TASK DESCRIPTION
Output nothing but the lines from the line with "Output a JSON" through the end of the listing below, both ends included.

PROVIDED DATA

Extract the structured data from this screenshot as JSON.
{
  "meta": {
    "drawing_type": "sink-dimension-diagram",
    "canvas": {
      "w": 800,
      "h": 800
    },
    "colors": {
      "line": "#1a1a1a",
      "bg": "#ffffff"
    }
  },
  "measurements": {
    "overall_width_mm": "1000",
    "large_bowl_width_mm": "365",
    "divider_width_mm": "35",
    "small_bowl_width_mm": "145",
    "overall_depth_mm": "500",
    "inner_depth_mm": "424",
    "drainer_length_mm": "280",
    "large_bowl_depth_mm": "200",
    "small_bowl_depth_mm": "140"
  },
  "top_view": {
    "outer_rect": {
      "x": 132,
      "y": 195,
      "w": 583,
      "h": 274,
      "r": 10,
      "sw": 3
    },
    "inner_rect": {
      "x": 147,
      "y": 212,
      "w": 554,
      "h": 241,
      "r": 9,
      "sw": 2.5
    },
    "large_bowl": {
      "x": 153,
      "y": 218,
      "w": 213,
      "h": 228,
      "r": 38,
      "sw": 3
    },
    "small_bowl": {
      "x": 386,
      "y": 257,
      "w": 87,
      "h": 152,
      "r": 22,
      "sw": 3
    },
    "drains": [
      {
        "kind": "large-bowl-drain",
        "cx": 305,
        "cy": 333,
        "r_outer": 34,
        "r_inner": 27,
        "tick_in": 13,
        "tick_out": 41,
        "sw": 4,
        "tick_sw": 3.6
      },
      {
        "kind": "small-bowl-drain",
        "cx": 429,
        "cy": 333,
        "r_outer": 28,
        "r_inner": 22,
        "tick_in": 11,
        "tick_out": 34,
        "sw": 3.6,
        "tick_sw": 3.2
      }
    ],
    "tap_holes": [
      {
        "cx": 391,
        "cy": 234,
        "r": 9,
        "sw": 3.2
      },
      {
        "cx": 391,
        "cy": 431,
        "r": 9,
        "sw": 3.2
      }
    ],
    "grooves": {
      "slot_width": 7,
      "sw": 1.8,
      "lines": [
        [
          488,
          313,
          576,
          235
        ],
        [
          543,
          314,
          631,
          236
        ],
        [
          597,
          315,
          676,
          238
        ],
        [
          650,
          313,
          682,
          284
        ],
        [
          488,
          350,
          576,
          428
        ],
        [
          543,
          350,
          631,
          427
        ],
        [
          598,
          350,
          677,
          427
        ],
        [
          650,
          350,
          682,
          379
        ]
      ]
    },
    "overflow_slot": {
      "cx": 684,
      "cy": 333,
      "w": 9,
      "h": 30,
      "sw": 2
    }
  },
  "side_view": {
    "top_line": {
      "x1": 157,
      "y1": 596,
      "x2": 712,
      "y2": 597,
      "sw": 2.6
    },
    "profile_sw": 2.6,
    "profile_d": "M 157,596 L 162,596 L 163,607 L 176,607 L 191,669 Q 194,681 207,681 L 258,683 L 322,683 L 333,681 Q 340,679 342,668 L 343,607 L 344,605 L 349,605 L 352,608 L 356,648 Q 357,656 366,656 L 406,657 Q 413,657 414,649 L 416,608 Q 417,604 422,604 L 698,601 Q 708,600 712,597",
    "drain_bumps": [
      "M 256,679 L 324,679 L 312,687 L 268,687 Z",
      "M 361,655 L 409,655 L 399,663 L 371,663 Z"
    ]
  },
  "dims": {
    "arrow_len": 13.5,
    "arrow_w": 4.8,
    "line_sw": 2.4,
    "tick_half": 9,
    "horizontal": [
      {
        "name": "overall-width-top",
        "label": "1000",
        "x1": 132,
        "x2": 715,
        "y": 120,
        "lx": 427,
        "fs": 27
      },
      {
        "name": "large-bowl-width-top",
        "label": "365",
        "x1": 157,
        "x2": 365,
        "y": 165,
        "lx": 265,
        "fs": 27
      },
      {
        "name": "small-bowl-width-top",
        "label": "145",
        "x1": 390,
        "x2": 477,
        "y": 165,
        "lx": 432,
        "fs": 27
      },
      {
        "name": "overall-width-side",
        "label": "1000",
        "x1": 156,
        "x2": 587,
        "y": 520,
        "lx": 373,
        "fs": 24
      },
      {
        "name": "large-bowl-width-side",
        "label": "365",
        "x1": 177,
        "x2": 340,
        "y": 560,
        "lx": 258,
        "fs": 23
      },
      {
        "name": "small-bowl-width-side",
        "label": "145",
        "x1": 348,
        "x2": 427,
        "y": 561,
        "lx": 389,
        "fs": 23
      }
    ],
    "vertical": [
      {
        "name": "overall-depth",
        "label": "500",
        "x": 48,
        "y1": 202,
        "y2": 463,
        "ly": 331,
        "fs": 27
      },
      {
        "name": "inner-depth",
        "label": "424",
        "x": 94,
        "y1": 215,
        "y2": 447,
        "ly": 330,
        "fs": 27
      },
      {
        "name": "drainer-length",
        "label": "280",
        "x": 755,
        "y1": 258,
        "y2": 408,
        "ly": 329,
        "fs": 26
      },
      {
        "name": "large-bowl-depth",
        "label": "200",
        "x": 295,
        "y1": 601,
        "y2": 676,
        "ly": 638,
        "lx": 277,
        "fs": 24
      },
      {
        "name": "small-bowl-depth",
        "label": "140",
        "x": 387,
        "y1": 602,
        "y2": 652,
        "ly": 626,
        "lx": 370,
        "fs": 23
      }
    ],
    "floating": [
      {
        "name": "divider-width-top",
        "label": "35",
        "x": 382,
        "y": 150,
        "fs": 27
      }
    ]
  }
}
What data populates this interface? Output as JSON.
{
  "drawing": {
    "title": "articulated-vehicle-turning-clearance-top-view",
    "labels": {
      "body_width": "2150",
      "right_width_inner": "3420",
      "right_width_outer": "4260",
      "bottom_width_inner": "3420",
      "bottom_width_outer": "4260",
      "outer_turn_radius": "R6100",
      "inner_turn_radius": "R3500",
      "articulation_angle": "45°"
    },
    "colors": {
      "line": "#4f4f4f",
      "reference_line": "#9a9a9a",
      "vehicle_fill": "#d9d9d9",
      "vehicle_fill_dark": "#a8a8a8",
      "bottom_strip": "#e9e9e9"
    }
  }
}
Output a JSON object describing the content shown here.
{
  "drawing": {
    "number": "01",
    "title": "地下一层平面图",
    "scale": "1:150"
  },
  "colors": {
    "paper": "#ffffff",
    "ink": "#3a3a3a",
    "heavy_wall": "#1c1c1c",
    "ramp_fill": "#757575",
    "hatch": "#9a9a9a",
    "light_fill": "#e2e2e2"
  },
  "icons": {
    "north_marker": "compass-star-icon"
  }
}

REPLY
Output a JSON object describing the content shown here.
{
  "drawing": {
    "number": "01",
    "title": "地下一层平面图",
    "scale": "1:150"
  },
  "colors": {
    "paper": "#ffffff",
    "ink": "#3a3a3a",
    "heavy_wall": "#1c1c1c",
    "ramp_fill": "#757575",
    "hatch": "#9a9a9a",
    "light_fill": "#e2e2e2"
  },
  "icons": {
    "north_marker": "compass-star-icon"
  }
}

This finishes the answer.